- **Records excerpted from a collection**:
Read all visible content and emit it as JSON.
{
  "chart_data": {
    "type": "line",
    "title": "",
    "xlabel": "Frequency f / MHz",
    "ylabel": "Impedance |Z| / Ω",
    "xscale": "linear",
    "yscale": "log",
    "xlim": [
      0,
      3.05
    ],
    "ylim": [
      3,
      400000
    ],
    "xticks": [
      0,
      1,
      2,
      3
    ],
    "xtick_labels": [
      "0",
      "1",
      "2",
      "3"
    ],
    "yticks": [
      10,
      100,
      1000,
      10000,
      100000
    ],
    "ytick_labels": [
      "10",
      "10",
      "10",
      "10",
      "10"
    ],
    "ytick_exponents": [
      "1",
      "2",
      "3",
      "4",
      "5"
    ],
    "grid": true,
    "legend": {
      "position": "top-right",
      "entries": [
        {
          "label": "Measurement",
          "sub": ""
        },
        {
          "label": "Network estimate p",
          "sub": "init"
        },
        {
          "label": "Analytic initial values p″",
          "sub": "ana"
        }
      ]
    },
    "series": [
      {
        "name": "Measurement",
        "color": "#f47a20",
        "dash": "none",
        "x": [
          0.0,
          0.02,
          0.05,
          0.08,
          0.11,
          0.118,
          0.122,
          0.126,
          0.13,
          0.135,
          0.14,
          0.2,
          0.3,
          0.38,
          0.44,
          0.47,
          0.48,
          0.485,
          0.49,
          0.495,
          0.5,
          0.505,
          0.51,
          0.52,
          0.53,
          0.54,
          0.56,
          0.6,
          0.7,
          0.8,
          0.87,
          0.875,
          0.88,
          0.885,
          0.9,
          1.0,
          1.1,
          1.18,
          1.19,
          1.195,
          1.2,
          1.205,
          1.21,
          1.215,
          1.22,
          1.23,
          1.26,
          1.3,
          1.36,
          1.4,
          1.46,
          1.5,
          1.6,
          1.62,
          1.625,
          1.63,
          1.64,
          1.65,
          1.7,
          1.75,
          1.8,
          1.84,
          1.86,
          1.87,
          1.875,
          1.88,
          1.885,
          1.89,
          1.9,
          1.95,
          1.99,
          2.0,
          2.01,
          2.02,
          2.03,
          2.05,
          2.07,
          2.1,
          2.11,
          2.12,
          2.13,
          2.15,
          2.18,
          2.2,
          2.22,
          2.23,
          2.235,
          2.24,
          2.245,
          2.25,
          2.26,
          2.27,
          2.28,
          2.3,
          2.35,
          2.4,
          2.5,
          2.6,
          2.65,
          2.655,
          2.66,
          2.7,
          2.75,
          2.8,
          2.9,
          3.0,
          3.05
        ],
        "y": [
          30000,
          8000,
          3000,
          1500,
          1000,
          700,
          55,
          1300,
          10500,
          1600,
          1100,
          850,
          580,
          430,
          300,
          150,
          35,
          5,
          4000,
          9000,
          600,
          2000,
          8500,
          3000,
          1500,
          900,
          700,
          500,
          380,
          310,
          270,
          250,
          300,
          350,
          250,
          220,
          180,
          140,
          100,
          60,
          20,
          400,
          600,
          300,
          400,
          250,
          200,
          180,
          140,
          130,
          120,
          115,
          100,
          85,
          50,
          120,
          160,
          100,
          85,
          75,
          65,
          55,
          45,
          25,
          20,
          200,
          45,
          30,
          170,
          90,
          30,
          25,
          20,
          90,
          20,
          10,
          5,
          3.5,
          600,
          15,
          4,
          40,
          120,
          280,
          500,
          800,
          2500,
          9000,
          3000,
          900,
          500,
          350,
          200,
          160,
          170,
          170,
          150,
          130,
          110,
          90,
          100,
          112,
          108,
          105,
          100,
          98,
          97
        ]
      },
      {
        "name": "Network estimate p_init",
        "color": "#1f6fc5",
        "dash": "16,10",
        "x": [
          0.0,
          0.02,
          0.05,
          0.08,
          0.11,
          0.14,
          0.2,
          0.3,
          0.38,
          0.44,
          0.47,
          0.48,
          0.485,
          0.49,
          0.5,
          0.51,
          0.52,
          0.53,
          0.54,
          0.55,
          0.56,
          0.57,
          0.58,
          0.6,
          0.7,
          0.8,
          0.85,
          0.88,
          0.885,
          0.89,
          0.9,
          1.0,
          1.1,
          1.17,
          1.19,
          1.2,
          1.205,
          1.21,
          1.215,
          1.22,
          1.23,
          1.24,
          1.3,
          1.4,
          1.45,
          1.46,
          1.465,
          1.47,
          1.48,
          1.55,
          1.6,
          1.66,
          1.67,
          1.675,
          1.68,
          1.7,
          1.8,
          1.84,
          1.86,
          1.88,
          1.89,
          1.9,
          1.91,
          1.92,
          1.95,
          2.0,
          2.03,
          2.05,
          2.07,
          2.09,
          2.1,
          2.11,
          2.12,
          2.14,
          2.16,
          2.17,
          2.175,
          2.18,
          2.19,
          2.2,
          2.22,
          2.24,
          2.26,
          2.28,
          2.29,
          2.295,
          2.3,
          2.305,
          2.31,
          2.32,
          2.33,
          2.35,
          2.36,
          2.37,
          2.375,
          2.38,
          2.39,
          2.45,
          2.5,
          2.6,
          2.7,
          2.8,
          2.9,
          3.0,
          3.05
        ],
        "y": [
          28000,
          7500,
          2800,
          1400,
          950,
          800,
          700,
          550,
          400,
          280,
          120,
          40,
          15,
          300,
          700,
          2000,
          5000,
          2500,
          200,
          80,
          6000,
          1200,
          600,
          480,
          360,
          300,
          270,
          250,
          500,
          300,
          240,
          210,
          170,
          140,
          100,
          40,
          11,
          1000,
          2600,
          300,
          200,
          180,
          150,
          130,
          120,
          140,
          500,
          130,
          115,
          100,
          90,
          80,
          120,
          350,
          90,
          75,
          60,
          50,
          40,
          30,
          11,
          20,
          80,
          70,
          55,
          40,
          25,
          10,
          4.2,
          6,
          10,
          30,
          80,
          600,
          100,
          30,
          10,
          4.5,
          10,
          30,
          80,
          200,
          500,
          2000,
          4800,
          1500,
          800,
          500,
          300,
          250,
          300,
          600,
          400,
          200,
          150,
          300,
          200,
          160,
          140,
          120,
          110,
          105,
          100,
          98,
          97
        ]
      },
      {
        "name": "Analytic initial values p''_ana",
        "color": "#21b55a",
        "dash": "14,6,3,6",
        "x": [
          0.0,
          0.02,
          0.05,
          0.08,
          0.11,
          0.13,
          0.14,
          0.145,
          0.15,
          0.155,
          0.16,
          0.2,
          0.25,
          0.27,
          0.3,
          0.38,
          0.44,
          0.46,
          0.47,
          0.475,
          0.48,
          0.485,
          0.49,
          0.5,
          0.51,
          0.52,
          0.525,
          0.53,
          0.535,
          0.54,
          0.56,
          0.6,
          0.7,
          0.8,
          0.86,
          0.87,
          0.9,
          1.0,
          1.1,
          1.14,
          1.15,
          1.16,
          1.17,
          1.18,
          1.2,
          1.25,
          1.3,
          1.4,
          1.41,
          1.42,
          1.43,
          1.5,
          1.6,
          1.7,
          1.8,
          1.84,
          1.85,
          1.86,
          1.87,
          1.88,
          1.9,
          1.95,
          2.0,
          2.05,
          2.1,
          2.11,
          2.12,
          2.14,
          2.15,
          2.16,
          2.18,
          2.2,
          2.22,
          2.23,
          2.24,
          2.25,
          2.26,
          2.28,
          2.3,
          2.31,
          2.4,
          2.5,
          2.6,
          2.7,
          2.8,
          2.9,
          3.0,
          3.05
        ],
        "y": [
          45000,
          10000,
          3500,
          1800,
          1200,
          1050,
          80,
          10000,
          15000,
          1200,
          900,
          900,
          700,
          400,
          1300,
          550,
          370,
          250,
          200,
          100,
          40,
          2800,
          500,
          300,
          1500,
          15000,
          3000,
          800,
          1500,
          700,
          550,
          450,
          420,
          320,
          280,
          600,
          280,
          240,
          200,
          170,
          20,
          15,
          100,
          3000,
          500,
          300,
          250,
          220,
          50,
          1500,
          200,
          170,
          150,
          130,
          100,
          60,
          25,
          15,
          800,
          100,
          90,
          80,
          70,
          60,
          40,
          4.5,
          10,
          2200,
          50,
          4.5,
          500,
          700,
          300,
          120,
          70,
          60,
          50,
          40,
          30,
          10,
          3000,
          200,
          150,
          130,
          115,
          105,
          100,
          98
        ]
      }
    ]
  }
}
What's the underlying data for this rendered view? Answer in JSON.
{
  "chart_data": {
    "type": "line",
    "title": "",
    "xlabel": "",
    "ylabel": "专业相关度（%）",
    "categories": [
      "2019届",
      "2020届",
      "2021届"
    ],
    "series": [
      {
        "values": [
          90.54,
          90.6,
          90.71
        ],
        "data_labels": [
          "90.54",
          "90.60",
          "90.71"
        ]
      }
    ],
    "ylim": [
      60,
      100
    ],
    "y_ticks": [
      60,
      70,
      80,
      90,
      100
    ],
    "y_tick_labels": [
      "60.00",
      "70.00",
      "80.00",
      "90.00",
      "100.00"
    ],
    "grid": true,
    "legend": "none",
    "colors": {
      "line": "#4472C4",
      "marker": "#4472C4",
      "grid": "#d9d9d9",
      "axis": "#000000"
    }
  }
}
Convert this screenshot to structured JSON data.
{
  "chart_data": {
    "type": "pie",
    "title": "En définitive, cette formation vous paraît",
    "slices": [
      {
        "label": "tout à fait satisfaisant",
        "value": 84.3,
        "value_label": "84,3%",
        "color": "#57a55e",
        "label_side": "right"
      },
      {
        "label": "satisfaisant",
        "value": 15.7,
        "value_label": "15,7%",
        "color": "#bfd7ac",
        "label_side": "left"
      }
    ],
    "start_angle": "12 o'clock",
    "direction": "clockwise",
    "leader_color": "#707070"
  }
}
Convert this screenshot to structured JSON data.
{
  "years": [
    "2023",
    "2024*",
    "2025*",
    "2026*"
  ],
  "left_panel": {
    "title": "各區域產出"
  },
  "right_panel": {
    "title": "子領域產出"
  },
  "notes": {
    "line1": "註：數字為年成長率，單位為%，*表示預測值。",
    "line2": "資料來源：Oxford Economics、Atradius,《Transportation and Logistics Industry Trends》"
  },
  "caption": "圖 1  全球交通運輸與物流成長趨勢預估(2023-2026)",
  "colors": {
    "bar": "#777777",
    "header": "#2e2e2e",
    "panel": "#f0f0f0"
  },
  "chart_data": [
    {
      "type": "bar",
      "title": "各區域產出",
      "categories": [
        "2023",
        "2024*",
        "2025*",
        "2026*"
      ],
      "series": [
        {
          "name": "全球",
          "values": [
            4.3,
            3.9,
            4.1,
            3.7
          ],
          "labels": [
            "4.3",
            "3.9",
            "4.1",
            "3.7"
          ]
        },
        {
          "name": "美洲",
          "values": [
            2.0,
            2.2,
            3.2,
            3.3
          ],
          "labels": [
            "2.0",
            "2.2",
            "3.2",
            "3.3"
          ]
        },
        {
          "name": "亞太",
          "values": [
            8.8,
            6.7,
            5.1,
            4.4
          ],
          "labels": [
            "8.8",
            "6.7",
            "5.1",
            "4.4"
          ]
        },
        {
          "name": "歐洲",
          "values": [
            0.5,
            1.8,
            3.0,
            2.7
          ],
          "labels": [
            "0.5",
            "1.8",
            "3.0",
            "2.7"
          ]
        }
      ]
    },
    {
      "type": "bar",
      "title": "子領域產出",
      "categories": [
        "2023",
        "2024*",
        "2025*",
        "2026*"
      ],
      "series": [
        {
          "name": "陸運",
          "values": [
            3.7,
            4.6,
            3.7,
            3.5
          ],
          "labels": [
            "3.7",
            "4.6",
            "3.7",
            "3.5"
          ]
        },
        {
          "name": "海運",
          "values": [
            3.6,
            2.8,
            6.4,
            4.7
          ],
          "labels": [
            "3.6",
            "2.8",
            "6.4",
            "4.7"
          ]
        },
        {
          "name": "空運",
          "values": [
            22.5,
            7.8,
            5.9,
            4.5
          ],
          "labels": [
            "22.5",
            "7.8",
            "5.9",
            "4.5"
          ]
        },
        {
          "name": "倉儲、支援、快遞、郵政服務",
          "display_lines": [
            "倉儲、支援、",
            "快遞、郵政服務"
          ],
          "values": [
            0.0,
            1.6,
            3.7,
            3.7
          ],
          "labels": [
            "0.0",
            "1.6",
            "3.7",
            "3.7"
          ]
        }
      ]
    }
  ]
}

- **Job**: Write down every line of the data above that includes the string "JSON".

- **Reply to the task**:
Read all visible content and emit it as JSON.
What's the underlying data for this rendered view? Answer in JSON.
Convert this screenshot to structured JSON data.
Convert this screenshot to structured JSON data.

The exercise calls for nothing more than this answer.